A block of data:
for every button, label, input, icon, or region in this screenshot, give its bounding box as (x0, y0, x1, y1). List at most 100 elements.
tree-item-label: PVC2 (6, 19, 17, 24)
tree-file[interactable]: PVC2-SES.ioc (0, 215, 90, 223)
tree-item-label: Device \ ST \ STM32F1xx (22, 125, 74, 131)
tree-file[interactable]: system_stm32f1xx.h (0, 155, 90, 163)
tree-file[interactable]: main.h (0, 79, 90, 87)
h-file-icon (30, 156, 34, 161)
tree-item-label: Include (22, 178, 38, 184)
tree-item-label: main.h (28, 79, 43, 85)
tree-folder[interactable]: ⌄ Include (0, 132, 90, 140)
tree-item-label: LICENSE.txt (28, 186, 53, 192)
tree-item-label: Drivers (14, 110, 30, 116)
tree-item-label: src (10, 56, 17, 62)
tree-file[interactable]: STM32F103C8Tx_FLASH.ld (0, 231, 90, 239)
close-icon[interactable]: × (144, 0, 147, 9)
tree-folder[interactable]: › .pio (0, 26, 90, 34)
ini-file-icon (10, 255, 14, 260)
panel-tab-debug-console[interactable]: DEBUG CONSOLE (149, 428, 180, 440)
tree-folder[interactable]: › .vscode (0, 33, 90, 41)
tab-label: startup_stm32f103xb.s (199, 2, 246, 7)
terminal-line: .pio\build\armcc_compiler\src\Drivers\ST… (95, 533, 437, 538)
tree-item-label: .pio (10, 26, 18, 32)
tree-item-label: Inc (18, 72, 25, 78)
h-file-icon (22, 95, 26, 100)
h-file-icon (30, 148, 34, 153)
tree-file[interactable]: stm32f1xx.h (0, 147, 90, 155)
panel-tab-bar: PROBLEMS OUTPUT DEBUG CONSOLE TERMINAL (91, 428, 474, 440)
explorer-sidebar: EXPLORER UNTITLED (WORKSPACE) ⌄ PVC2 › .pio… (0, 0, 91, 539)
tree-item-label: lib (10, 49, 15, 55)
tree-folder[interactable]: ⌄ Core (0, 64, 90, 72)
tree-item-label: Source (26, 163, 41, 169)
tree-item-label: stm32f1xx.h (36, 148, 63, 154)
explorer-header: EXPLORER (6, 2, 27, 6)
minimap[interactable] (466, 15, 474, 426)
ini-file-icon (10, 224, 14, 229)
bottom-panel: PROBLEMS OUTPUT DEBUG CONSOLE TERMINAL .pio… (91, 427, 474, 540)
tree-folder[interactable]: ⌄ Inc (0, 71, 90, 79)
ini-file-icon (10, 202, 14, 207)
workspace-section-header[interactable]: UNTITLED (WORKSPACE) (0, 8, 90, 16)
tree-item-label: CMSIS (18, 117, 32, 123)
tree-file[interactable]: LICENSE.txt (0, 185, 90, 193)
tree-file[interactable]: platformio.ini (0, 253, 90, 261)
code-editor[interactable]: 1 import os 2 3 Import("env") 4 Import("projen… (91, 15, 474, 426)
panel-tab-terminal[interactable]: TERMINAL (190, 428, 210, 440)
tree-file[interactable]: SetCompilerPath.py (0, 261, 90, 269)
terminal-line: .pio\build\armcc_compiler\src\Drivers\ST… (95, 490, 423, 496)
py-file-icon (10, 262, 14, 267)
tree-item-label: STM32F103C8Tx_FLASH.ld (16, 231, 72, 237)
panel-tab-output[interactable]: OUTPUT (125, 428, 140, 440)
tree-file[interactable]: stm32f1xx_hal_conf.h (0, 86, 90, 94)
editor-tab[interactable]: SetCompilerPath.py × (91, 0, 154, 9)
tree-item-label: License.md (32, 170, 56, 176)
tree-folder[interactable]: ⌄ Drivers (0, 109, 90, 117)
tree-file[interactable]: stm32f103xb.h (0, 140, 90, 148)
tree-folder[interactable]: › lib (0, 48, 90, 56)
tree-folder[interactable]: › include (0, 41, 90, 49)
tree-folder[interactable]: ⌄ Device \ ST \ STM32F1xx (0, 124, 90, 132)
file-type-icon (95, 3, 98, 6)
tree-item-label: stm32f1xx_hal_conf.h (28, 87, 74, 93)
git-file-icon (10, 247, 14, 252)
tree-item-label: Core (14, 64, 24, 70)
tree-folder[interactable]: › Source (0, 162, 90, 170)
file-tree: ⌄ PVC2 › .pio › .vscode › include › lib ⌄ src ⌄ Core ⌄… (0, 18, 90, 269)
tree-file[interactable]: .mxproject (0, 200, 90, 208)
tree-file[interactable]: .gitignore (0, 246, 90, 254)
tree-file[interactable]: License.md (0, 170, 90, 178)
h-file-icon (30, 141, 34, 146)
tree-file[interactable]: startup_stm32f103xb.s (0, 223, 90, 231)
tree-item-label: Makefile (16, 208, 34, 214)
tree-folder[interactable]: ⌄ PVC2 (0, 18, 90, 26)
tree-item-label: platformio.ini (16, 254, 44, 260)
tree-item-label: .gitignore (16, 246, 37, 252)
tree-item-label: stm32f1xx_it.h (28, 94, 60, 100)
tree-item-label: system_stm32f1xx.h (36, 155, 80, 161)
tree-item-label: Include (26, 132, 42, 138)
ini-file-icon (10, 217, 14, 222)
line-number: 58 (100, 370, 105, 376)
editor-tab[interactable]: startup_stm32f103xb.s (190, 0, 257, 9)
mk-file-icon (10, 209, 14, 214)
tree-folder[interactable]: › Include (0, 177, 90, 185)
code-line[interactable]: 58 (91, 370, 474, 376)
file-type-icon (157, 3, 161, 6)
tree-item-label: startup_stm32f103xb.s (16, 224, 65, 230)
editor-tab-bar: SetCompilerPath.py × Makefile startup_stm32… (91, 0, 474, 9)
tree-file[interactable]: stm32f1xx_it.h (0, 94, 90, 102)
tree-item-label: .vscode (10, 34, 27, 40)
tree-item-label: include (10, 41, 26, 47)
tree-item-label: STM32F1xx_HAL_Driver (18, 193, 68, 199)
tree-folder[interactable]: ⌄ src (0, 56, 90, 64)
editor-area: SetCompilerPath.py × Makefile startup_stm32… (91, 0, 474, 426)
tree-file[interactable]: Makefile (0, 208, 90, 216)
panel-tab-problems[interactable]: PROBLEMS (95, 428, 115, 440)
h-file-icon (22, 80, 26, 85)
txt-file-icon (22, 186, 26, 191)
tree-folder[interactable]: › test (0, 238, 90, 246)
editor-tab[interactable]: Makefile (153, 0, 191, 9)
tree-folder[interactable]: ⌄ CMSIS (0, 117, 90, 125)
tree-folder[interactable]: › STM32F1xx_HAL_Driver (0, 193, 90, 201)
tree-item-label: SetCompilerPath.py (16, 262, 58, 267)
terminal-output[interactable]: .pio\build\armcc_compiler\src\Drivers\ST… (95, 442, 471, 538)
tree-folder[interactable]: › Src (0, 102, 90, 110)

**Description of the task:** Rewrite every line of the data above, swapping "tree-item-label" for "tree-node-label" wherever it appears and leaving everything else unchanged.

**Finished answer:**
for every button, label, input, icon, or region in this screenshot, give its bounding box as (x0, y0, x1, y1). List at most 100 elements.
tree-node-label: PVC2 (6, 19, 17, 24)
tree-file[interactable]: PVC2-SES.ioc (0, 215, 90, 223)
tree-node-label: Device \ ST \ STM32F1xx (22, 125, 74, 131)
tree-file[interactable]: system_stm32f1xx.h (0, 155, 90, 163)
tree-file[interactable]: main.h (0, 79, 90, 87)
h-file-icon (30, 156, 34, 161)
tree-node-label: Include (22, 178, 38, 184)
tree-node-label: main.h (28, 79, 43, 85)
tree-folder[interactable]: ⌄ Include (0, 132, 90, 140)
tree-node-label: LICENSE.txt (28, 186, 53, 192)
tree-node-label: Drivers (14, 110, 30, 116)
tree-node-label: src (10, 56, 17, 62)
tree-file[interactable]: STM32F103C8Tx_FLASH.ld (0, 231, 90, 239)
close-icon[interactable]: × (144, 0, 147, 9)
tree-folder[interactable]: › .pio (0, 26, 90, 34)
ini-file-icon (10, 255, 14, 260)
panel-tab-debug-console[interactable]: DEBUG CONSOLE (149, 428, 180, 440)
tree-folder[interactable]: › .vscode (0, 33, 90, 41)
tab-label: startup_stm32f103xb.s (199, 2, 246, 7)
terminal-line: .pio\build\armcc_compiler\src\Drivers\ST… (95, 533, 437, 538)
tree-node-label: .pio (10, 26, 18, 32)
tree-node-label: Inc (18, 72, 25, 78)
h-file-icon (22, 95, 26, 100)
h-file-icon (30, 148, 34, 153)
tree-file[interactable]: stm32f1xx.h (0, 147, 90, 155)
panel-tab-bar: PROBLEMS OUTPUT DEBUG CONSOLE TERMINAL (91, 428, 474, 440)
explorer-sidebar: EXPLORER UNTITLED (WORKSPACE) ⌄ PVC2 › .pio… (0, 0, 91, 539)
tree-node-label: lib (10, 49, 15, 55)
tree-folder[interactable]: ⌄ Core (0, 64, 90, 72)
tree-node-label: Source (26, 163, 41, 169)
tree-node-label: stm32f1xx.h (36, 148, 63, 154)
explorer-header: EXPLORER (6, 2, 27, 6)
minimap[interactable] (466, 15, 474, 426)
ini-file-icon (10, 224, 14, 229)
bottom-panel: PROBLEMS OUTPUT DEBUG CONSOLE TERMINAL .pio… (91, 427, 474, 540)
tree-folder[interactable]: ⌄ Inc (0, 71, 90, 79)
ini-file-icon (10, 202, 14, 207)
workspace-section-header[interactable]: UNTITLED (WORKSPACE) (0, 8, 90, 16)
tree-node-label: CMSIS (18, 117, 32, 123)
tree-file[interactable]: LICENSE.txt (0, 185, 90, 193)
tree-file[interactable]: platformio.ini (0, 253, 90, 261)
code-editor[interactable]: 1 import os 2 3 Import("env") 4 Import("projen… (91, 15, 474, 426)
panel-tab-terminal[interactable]: TERMINAL (190, 428, 210, 440)
tree-file[interactable]: SetCompilerPath.py (0, 261, 90, 269)
terminal-line: .pio\build\armcc_compiler\src\Drivers\ST… (95, 490, 423, 496)
py-file-icon (10, 262, 14, 267)
tree-node-label: STM32F103C8Tx_FLASH.ld (16, 231, 72, 237)
panel-tab-output[interactable]: OUTPUT (125, 428, 140, 440)
tree-file[interactable]: stm32f1xx_hal_conf.h (0, 86, 90, 94)
editor-tab[interactable]: SetCompilerPath.py × (91, 0, 154, 9)
tree-node-label: License.md (32, 170, 56, 176)
tree-folder[interactable]: ⌄ Drivers (0, 109, 90, 117)
tree-file[interactable]: stm32f103xb.h (0, 140, 90, 148)
tree-folder[interactable]: › lib (0, 48, 90, 56)
tree-folder[interactable]: › include (0, 41, 90, 49)
tree-folder[interactable]: ⌄ Device \ ST \ STM32F1xx (0, 124, 90, 132)
file-type-icon (95, 3, 98, 6)
tree-node-label: stm32f1xx_hal_conf.h (28, 87, 74, 93)
git-file-icon (10, 247, 14, 252)
tree-node-label: Core (14, 64, 24, 70)
tree-folder[interactable]: › Source (0, 162, 90, 170)
file-tree: ⌄ PVC2 › .pio › .vscode › include › lib ⌄ src ⌄ Core ⌄… (0, 18, 90, 269)
tree-file[interactable]: .mxproject (0, 200, 90, 208)
tree-file[interactable]: .gitignore (0, 246, 90, 254)
tree-file[interactable]: License.md (0, 170, 90, 178)
h-file-icon (30, 141, 34, 146)
tree-file[interactable]: startup_stm32f103xb.s (0, 223, 90, 231)
tree-node-label: Makefile (16, 208, 34, 214)
tree-folder[interactable]: ⌄ PVC2 (0, 18, 90, 26)
tree-node-label: platformio.ini (16, 254, 44, 260)
tree-node-label: .gitignore (16, 246, 37, 252)
tree-node-label: stm32f1xx_it.h (28, 94, 60, 100)
tree-node-label: system_stm32f1xx.h (36, 155, 80, 161)
tree-node-label: Include (26, 132, 42, 138)
ini-file-icon (10, 217, 14, 222)
line-number: 58 (100, 370, 105, 376)
editor-tab[interactable]: startup_stm32f103xb.s (190, 0, 257, 9)
mk-file-icon (10, 209, 14, 214)
tree-folder[interactable]: › Include (0, 177, 90, 185)
code-line[interactable]: 58 (91, 370, 474, 376)
file-type-icon (157, 3, 161, 6)
tree-node-label: startup_stm32f103xb.s (16, 224, 65, 230)
editor-tab-bar: SetCompilerPath.py × Makefile startup_stm32… (91, 0, 474, 9)
tree-file[interactable]: stm32f1xx_it.h (0, 94, 90, 102)
tree-node-label: .vscode (10, 34, 27, 40)
tree-node-label: include (10, 41, 26, 47)
tree-node-label: STM32F1xx_HAL_Driver (18, 193, 68, 199)
tree-folder[interactable]: ⌄ src (0, 56, 90, 64)
editor-area: SetCompilerPath.py × Makefile startup_stm32… (91, 0, 474, 426)
tree-file[interactable]: Makefile (0, 208, 90, 216)
panel-tab-problems[interactable]: PROBLEMS (95, 428, 115, 440)
h-file-icon (22, 80, 26, 85)
txt-file-icon (22, 186, 26, 191)
tree-folder[interactable]: › test (0, 238, 90, 246)
editor-tab[interactable]: Makefile (153, 0, 191, 9)
tree-folder[interactable]: ⌄ CMSIS (0, 117, 90, 125)
tree-folder[interactable]: › STM32F1xx_HAL_Driver (0, 193, 90, 201)
tree-node-label: SetCompilerPath.py (16, 262, 58, 267)
terminal-output[interactable]: .pio\build\armcc_compiler\src\Drivers\ST… (95, 442, 471, 538)
tree-folder[interactable]: › Src (0, 102, 90, 110)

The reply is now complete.